Exercise materials →
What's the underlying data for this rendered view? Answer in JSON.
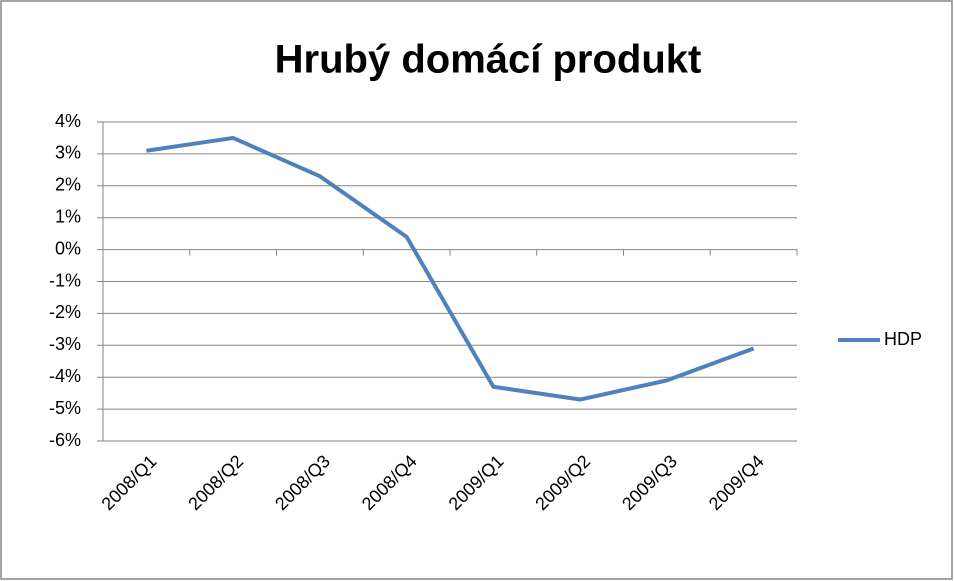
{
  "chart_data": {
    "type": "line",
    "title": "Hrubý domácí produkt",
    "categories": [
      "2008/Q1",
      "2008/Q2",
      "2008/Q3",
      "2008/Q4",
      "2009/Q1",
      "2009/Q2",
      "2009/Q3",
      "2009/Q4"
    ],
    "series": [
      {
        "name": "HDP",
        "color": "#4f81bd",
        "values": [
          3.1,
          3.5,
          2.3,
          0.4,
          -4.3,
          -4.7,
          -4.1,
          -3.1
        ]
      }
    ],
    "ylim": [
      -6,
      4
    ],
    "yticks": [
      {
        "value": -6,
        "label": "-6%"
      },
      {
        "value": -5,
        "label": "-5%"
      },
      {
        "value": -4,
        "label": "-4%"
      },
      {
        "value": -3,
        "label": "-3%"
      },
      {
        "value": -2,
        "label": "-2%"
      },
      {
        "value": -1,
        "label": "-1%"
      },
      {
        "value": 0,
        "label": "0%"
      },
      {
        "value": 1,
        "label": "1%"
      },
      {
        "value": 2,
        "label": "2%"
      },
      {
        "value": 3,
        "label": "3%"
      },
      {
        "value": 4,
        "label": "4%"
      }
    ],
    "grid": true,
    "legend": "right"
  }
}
==
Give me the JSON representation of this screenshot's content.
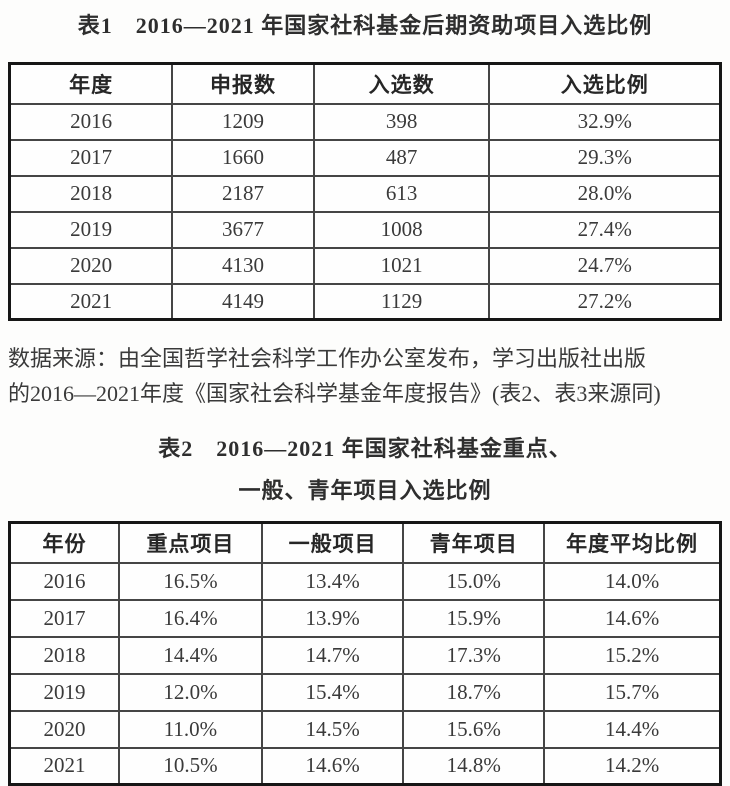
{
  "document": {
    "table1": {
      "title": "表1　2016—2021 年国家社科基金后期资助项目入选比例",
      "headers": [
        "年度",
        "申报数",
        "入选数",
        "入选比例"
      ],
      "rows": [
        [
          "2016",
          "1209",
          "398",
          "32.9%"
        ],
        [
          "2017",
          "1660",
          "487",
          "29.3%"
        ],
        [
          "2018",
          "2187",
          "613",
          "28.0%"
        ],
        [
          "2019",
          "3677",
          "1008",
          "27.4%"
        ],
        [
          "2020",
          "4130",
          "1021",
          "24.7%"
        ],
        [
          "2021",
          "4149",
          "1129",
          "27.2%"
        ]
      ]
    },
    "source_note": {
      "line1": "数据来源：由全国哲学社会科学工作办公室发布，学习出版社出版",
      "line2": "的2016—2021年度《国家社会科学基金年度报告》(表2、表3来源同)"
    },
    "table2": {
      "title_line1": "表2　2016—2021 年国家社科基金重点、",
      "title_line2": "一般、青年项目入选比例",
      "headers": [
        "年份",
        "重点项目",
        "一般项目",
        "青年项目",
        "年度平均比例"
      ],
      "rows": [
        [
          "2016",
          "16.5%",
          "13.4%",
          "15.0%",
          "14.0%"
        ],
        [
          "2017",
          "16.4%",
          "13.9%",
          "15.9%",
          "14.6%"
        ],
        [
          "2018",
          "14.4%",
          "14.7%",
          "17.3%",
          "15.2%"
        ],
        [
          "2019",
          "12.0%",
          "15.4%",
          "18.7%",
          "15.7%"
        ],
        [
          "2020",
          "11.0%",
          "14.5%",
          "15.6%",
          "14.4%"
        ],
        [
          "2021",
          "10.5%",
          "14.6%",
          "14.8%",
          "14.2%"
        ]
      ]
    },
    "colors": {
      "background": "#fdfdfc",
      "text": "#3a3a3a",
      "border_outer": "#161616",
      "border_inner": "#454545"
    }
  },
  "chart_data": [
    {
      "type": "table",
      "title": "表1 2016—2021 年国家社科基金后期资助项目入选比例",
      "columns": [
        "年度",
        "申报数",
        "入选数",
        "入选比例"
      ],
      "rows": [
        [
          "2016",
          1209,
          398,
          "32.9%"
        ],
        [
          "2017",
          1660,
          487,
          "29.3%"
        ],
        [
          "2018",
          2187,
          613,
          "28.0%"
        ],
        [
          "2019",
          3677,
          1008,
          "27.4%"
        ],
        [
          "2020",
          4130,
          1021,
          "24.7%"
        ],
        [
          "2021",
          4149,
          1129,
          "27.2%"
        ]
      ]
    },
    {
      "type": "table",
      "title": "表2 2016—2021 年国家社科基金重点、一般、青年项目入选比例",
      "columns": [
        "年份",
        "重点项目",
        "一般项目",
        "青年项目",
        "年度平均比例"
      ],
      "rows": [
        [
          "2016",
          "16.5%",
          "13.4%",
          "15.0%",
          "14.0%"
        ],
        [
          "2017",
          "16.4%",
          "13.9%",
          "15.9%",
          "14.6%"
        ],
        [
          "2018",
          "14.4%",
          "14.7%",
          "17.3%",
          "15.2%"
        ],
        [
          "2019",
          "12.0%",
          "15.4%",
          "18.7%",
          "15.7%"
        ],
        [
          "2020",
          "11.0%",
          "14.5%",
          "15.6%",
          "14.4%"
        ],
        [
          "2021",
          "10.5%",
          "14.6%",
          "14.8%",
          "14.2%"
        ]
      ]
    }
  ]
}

Written problem →
Determine the number of lines in the entries above where the string "this" appears. Answer with the number alone.

Output of the task →
2